=== Challenge ===
Repeat every entry word for word, skipping the pictures.

═══ Material supplied

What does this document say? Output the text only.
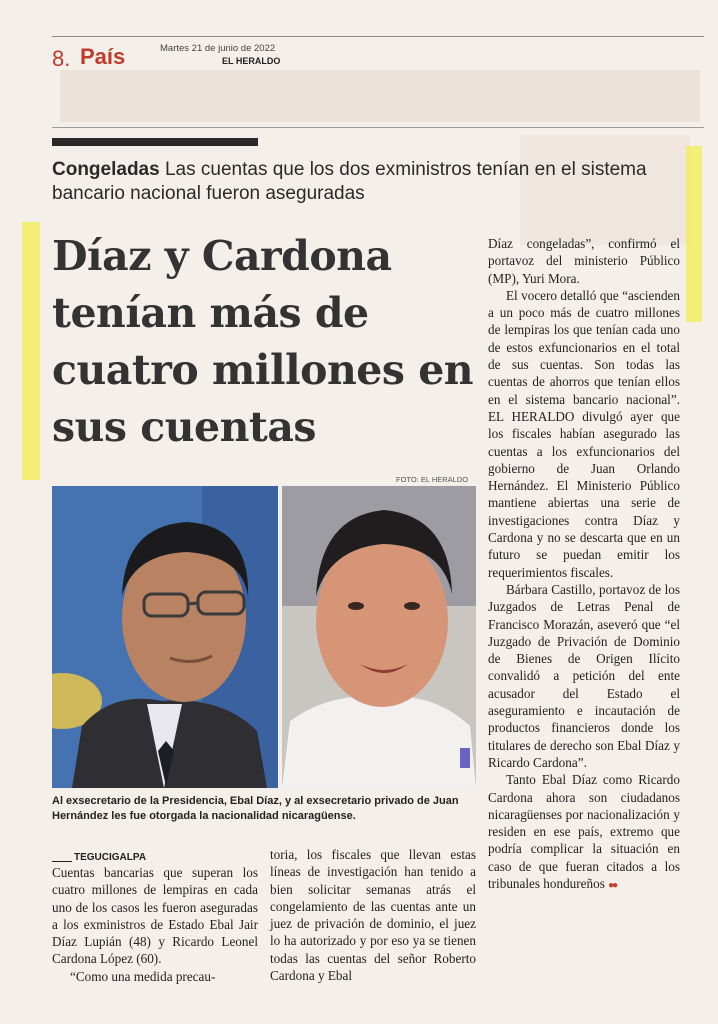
8. País	Martes 21 de junio de 2022
EL HERALDO
Congeladas Las cuentas que los dos exministros tenían en el sistema bancario nacional fueron aseguradas
Díaz y Cardona tenían más de cuatro millones en sus cuentas
FOTO: EL HERALDO
Al exsecretario de la Presidencia, Ebal Díaz, y al exsecretario privado de Juan Hernández les fue otorgada la nacionalidad nicaragüense.
TEGUCIGALPA

Cuentas bancarias que superan los cuatro millones de lempiras en cada uno de los casos les fueron aseguradas a los exministros de Estado Ebal Jair Díaz Lupián (48) y Ricardo Leonel Cardona López (60).

“Como una medida precau-

toria, los fiscales que llevan estas líneas de investigación han tenido a bien solicitar semanas atrás el congelamiento de las cuentas ante un juez de privación de dominio, el juez lo ha autorizado y por eso ya se tienen todas las cuentas del señor Roberto Cardona y Ebal

Díaz congeladas”, confirmó el portavoz del ministerio Público (MP), Yuri Mora.

El vocero detalló que “ascienden a un poco más de cuatro millones de lempiras los que tenían cada uno de estos exfuncionarios en el total de sus cuentas. Son todas las cuentas de ahorros que tenían ellos en el sistema bancario nacional”. EL HERALDO divulgó ayer que los fiscales habían asegurado las cuentas a los exfuncionarios del gobierno de Juan Orlando Hernández. El Ministerio Público mantiene abiertas una serie de investigaciones contra Díaz y Cardona y no se descarta que en un futuro se puedan emitir los requerimientos fiscales.

Bárbara Castillo, portavoz de los Juzgados de Letras Penal de Francisco Morazán, aseveró que “el Juzgado de Privación de Dominio de Bienes de Origen Ilícito convalidó a petición del ente acusador del Estado el aseguramiento e incautación de productos financieros donde los titulares de derecho son Ebal Díaz y Ricardo Cardona”.

Tanto Ebal Díaz como Ricardo Cardona ahora son ciudadanos nicaragüenses por nacionalización y residen en ese país, extremo que podría complicar la situación en caso de que fueran citados a los tribunales hondureños ●●
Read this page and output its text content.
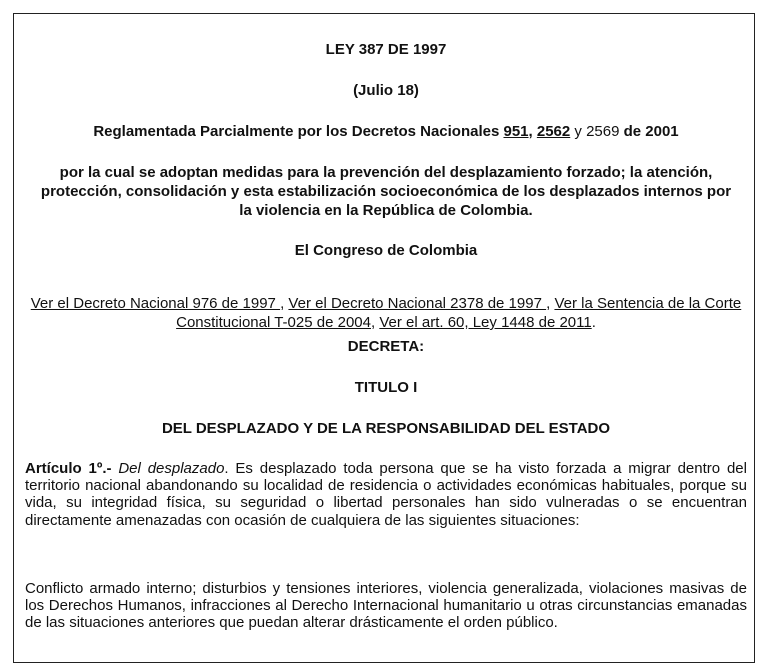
LEY 387 DE 1997

(Julio 18)

Reglamentada Parcialmente por los Decretos Nacionales 951, 2562 y 2569 de 2001

por la cual se adoptan medidas para la prevención del desplazamiento forzado; la atención, protección, consolidación y esta estabilización socioeconómica de los desplazados internos por la violencia en la República de Colombia.

El Congreso de Colombia

Ver el Decreto Nacional 976 de 1997 , Ver el Decreto Nacional 2378 de 1997 , Ver la Sentencia de la Corte Constitucional T-025 de 2004, Ver el art. 60, Ley 1448 de 2011.

DECRETA:

TITULO I

DEL DESPLAZADO Y DE LA RESPONSABILIDAD DEL ESTADO

Artículo 1º.- Del desplazado. Es desplazado toda persona que se ha visto forzada a migrar dentro del territorio nacional abandonando su localidad de residencia o actividades económicas habituales, porque su vida, su integridad física, su seguridad o libertad personales han sido vulneradas o se encuentran directamente amenazadas con ocasión de cualquiera de las siguientes situaciones:

Conflicto armado interno; disturbios y tensiones interiores, violencia generalizada, violaciones masivas de los Derechos Humanos, infracciones al Derecho Internacional humanitario u otras circunstancias emanadas de las situaciones anteriores que puedan alterar drásticamente el orden público.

══════

=== Task result ===
What does this document say? Output the text only.
8. País	Martes 21 de junio de 2022
EL HERALDO
Congeladas Las cuentas que los dos exministros tenían en el sistema bancario nacional fueron aseguradas
Díaz y Cardona tenían más de cuatro millones en sus cuentas
FOTO: EL HERALDO
Al exsecretario de la Presidencia, Ebal Díaz, y al exsecretario privado de Juan Hernández les fue otorgada la nacionalidad nicaragüense.
TEGUCIGALPA

Cuentas bancarias que superan los cuatro millones de lempiras en cada uno de los casos les fueron aseguradas a los exministros de Estado Ebal Jair Díaz Lupián (48) y Ricardo Leonel Cardona López (60).

“Como una medida precau-

toria, los fiscales que llevan estas líneas de investigación han tenido a bien solicitar semanas atrás el congelamiento de las cuentas ante un juez de privación de dominio, el juez lo ha autorizado y por eso ya se tienen todas las cuentas del señor Roberto Cardona y Ebal

Díaz congeladas”, confirmó el portavoz del ministerio Público (MP), Yuri Mora.

El vocero detalló que “ascienden a un poco más de cuatro millones de lempiras los que tenían cada uno de estos exfuncionarios en el total de sus cuentas. Son todas las cuentas de ahorros que tenían ellos en el sistema bancario nacional”. EL HERALDO divulgó ayer que los fiscales habían asegurado las cuentas a los exfuncionarios del gobierno de Juan Orlando Hernández. El Ministerio Público mantiene abiertas una serie de investigaciones contra Díaz y Cardona y no se descarta que en un futuro se puedan emitir los requerimientos fiscales.

Bárbara Castillo, portavoz de los Juzgados de Letras Penal de Francisco Morazán, aseveró que “el Juzgado de Privación de Dominio de Bienes de Origen Ilícito convalidó a petición del ente acusador del Estado el aseguramiento e incautación de productos financieros donde los titulares de derecho son Ebal Díaz y Ricardo Cardona”.

Tanto Ebal Díaz como Ricardo Cardona ahora son ciudadanos nicaragüenses por nacionalización y residen en ese país, extremo que podría complicar la situación en caso de que fueran citados a los tribunales hondureños ●●
Read this page and output its text content.
LEY 387 DE 1997

(Julio 18)

Reglamentada Parcialmente por los Decretos Nacionales 951, 2562 y 2569 de 2001

por la cual se adoptan medidas para la prevención del desplazamiento forzado; la atención, protección, consolidación y esta estabilización socioeconómica de los desplazados internos por la violencia en la República de Colombia.

El Congreso de Colombia

Ver el Decreto Nacional 976 de 1997 , Ver el Decreto Nacional 2378 de 1997 , Ver la Sentencia de la Corte Constitucional T-025 de 2004, Ver el art. 60, Ley 1448 de 2011.

DECRETA:

TITULO I

DEL DESPLAZADO Y DE LA RESPONSABILIDAD DEL ESTADO

Artículo 1º.- Del desplazado. Es desplazado toda persona que se ha visto forzada a migrar dentro del territorio nacional abandonando su localidad de residencia o actividades económicas habituales, porque su vida, su integridad física, su seguridad o libertad personales han sido vulneradas o se encuentran directamente amenazadas con ocasión de cualquiera de las siguientes situaciones:

Conflicto armado interno; disturbios y tensiones interiores, violencia generalizada, violaciones masivas de los Derechos Humanos, infracciones al Derecho Internacional humanitario u otras circunstancias emanadas de las situaciones anteriores que puedan alterar drásticamente el orden público.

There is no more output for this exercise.